Your task is to repeat the entries exactly. Leave the pictures out.

> _Given data_:
[Start]

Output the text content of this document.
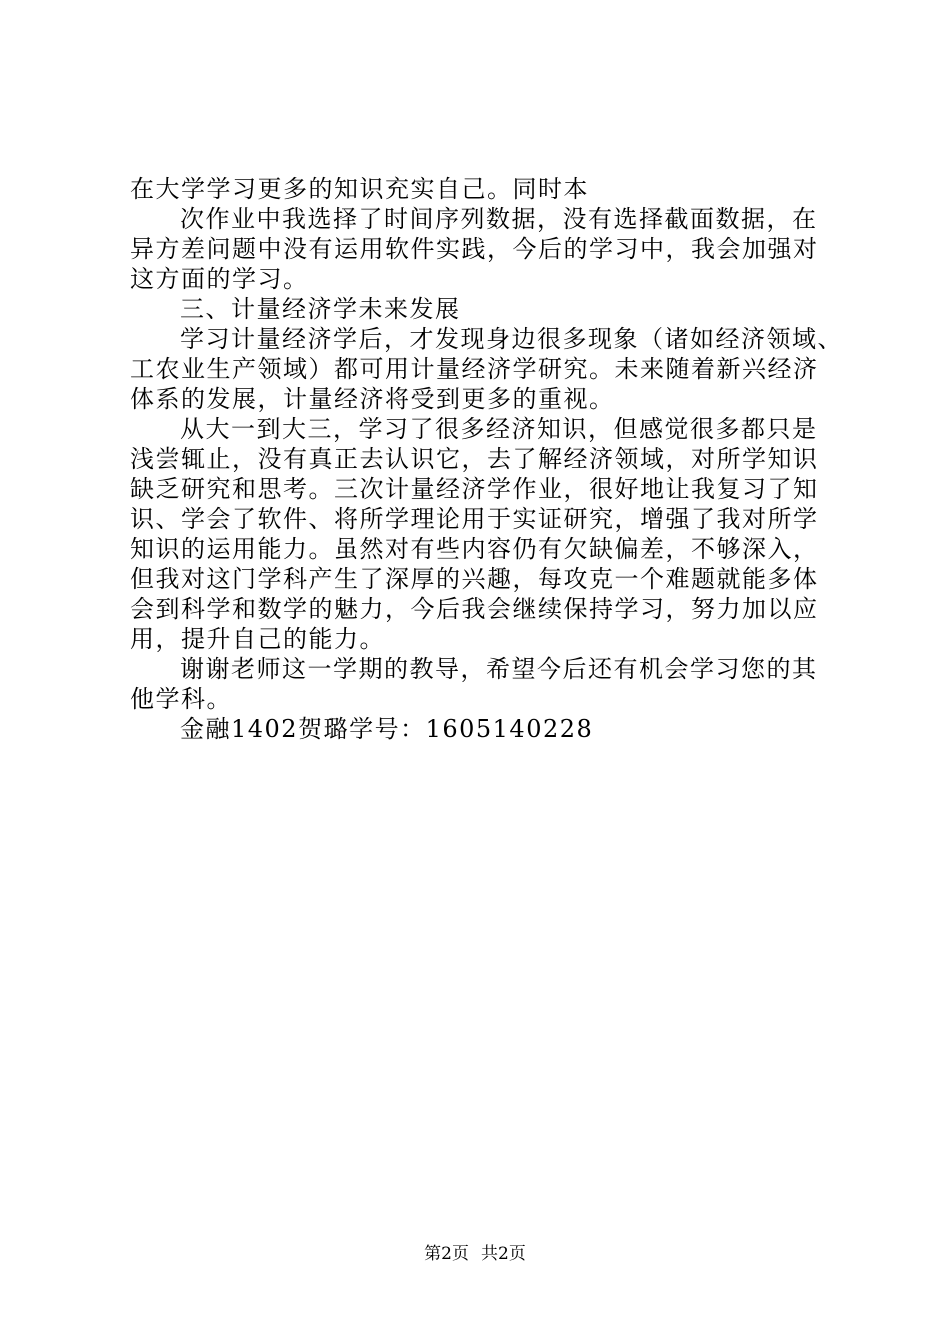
在大学学习更多的知识充实自己。同时本
次作业中我选择了时间序列数据，没有选择截面数据，在
异方差问题中没有运用软件实践，今后的学习中，我会加强对
这方面的学习。
三、计量经济学未来发展
学习计量经济学后，才发现身边很多现象（诸如经济领域、
工农业生产领域）都可用计量经济学研究。未来随着新兴经济
体系的发展，计量经济将受到更多的重视。
从大一到大三，学习了很多经济知识，但感觉很多都只是
浅尝辄止，没有真正去认识它，去了解经济领域，对所学知识
缺乏研究和思考。三次计量经济学作业，很好地让我复习了知
识、学会了软件、将所学理论用于实证研究，增强了我对所学
知识的运用能力。虽然对有些内容仍有欠缺偏差，不够深入，
但我对这门学科产生了深厚的兴趣，每攻克一个难题就能多体
会到科学和数学的魅力，今后我会继续保持学习，努力加以应
用，提升自己的能力。
谢谢老师这一学期的教导，希望今后还有机会学习您的其
他学科。
金融1402贺璐学号：1605140228
第2页 共2页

[End]

> _Answer to this problem_:
Output the text content of this document.
在大学学习更多的知识充实自己。同时本
次作业中我选择了时间序列数据，没有选择截面数据，在
异方差问题中没有运用软件实践，今后的学习中，我会加强对
这方面的学习。
三、计量经济学未来发展
学习计量经济学后，才发现身边很多现象（诸如经济领域、
工农业生产领域）都可用计量经济学研究。未来随着新兴经济
体系的发展，计量经济将受到更多的重视。
从大一到大三，学习了很多经济知识，但感觉很多都只是
浅尝辄止，没有真正去认识它，去了解经济领域，对所学知识
缺乏研究和思考。三次计量经济学作业，很好地让我复习了知
识、学会了软件、将所学理论用于实证研究，增强了我对所学
知识的运用能力。虽然对有些内容仍有欠缺偏差，不够深入，
但我对这门学科产生了深厚的兴趣，每攻克一个难题就能多体
会到科学和数学的魅力，今后我会继续保持学习，努力加以应
用，提升自己的能力。
谢谢老师这一学期的教导，希望今后还有机会学习您的其
他学科。
金融1402贺璐学号：1605140228
第2页 共2页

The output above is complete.